• [Exercise goal]
Pull out every line with the word "διασφάλιση" from the entries below.

• [Data provided]

>> BEGIN

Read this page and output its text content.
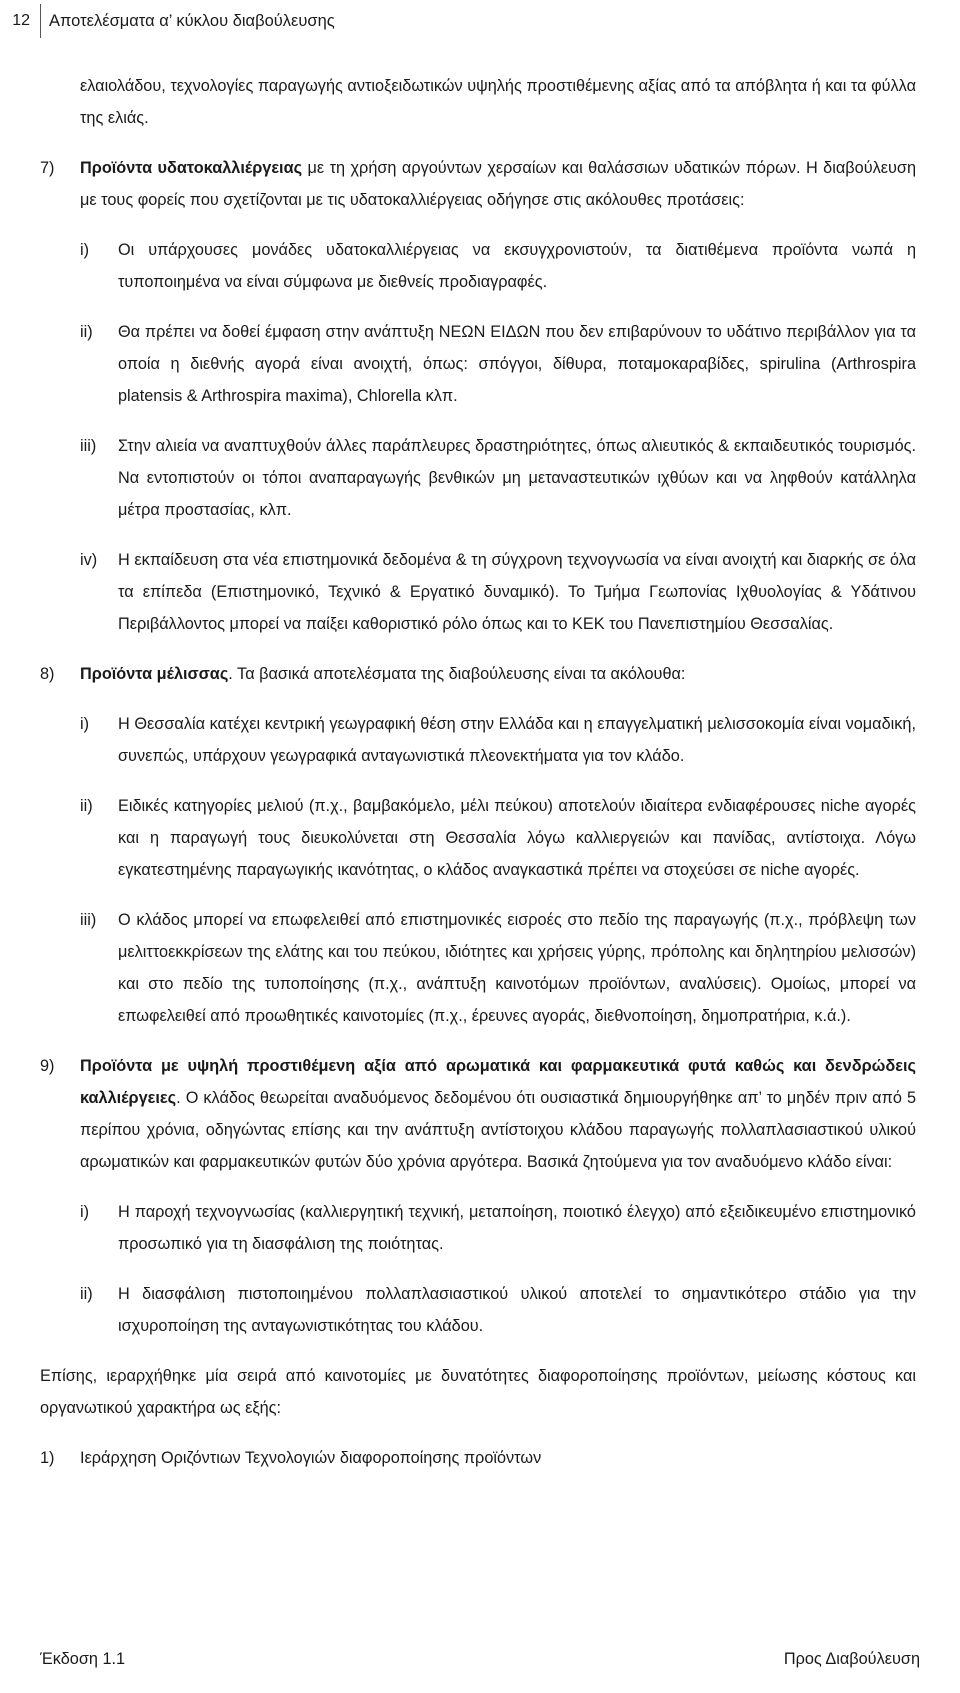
12	Αποτελέσματα α’ κύκλου διαβούλευσης

ελαιολάδου, τεχνολογίες παραγωγής αντιοξειδωτικών υψηλής προστιθέμενης αξίας από τα απόβλητα ή και τα φύλλα της ελιάς.

7)	Προϊόντα υδατοκαλλιέργειας με τη χρήση αργούντων χερσαίων και θαλάσσιων υδατικών πόρων. Η διαβούλευση με τους φορείς που σχετίζονται με τις υδατοκαλλιέργειας οδήγησε στις ακόλουθες προτάσεις:

i)	Οι υπάρχουσες μονάδες υδατοκαλλιέργειας να εκσυγχρονιστούν, τα διατιθέμενα προϊόντα νωπά η τυποποιημένα να είναι σύμφωνα με διεθνείς προδιαγραφές.

ii)	Θα πρέπει να δοθεί έμφαση στην ανάπτυξη ΝΕΩΝ ΕΙΔΩΝ που δεν επιβαρύνουν το υδάτινο περιβάλλον για τα οποία η διεθνής αγορά είναι ανοιχτή, όπως: σπόγγοι, δίθυρα, ποταμοκαραβίδες, spirulina (Arthrospira platensis & Arthrospira maxima), Chlorella κλπ.

iii)	Στην αλιεία να αναπτυχθούν άλλες παράπλευρες δραστηριότητες, όπως αλιευτικός & εκπαιδευτικός τουρισμός. Να εντοπιστούν οι τόποι αναπαραγωγής βενθικών μη μεταναστευτικών ιχθύων και να ληφθούν κατάλληλα μέτρα προστασίας, κλπ.

iv)	Η εκπαίδευση στα νέα επιστημονικά δεδομένα & τη σύγχρονη τεχνογνωσία να είναι ανοιχτή και διαρκής σε όλα τα επίπεδα (Επιστημονικό, Τεχνικό & Εργατικό δυναμικό). Το Τμήμα Γεωπονίας Ιχθυολογίας & Υδάτινου Περιβάλλοντος μπορεί να παίξει καθοριστικό ρόλο όπως και το ΚΕΚ του Πανεπιστημίου Θεσσαλίας.

8)	Προϊόντα μέλισσας. Τα βασικά αποτελέσματα της διαβούλευσης είναι τα ακόλουθα:

i)	Η Θεσσαλία κατέχει κεντρική γεωγραφική θέση στην Ελλάδα και η επαγγελματική μελισσοκομία είναι νομαδική, συνεπώς, υπάρχουν γεωγραφικά ανταγωνιστικά πλεονεκτήματα για τον κλάδο.

ii)	Ειδικές κατηγορίες μελιού (π.χ., βαμβακόμελο, μέλι πεύκου) αποτελούν ιδιαίτερα ενδιαφέρουσες niche αγορές και η παραγωγή τους διευκολύνεται στη Θεσσαλία λόγω καλλιεργειών και πανίδας, αντίστοιχα. Λόγω εγκατεστημένης παραγωγικής ικανότητας, ο κλάδος αναγκαστικά πρέπει να στοχεύσει σε niche αγορές.

iii)	Ο κλάδος μπορεί να επωφελειθεί από επιστημονικές εισροές στο πεδίο της παραγωγής (π.χ., πρόβλεψη των μελιττοεκκρίσεων της ελάτης και του πεύκου, ιδιότητες και χρήσεις γύρης, πρόπολης και δηλητηρίου μελισσών) και στο πεδίο της τυποποίησης (π.χ., ανάπτυξη καινοτόμων προϊόντων, αναλύσεις). Ομοίως, μπορεί να επωφελειθεί από προωθητικές καινοτομίες (π.χ., έρευνες αγοράς, διεθνοποίηση, δημοπρατήρια, κ.ά.).

9)	Προϊόντα με υψηλή προστιθέμενη αξία από αρωματικά και φαρμακευτικά φυτά καθώς και δενδρώδεις καλλιέργειες. Ο κλάδος θεωρείται αναδυόμενος δεδομένου ότι ουσιαστικά δημιουργήθηκε απ’ το μηδέν πριν από 5 περίπου χρόνια, οδηγώντας επίσης και την ανάπτυξη αντίστοιχου κλάδου παραγωγής πολλαπλασιαστικού υλικού αρωματικών και φαρμακευτικών φυτών δύο χρόνια αργότερα. Βασικά ζητούμενα για τον αναδυόμενο κλάδο είναι:

i)	Η παροχή τεχνογνωσίας (καλλιεργητική τεχνική, μεταποίηση, ποιοτικό έλεγχο) από εξειδικευμένο επιστημονικό προσωπικό για τη διασφάλιση της ποιότητας.

ii)	Η διασφάλιση πιστοποιημένου πολλαπλασιαστικού υλικού αποτελεί το σημαντικότερο στάδιο για την ισχυροποίηση της ανταγωνιστικότητας του κλάδου.

Επίσης, ιεραρχήθηκε μία σειρά από καινοτομίες με δυνατότητες διαφοροποίησης προϊόντων, μείωσης κόστους και οργανωτικού χαρακτήρα ως εξής:

1)	Ιεράρχηση Οριζόντιων Τεχνολογιών διαφοροποίησης προϊόντων
Έκδοση 1.1	Προς Διαβούλευση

>> END

• [The output]
i)	Η παροχή τεχνογνωσίας (καλλιεργητική τεχνική, μεταποίηση, ποιοτικό έλεγχο) από εξειδικευμένο επιστημονικό προσωπικό για τη διασφάλιση της ποιότητας.
ii)	Η διασφάλιση πιστοποιημένου πολλαπλασιαστικού υλικού αποτελεί το σημαντικότερο στάδιο για την ισχυροποίηση της ανταγωνιστικότητας του κλάδου.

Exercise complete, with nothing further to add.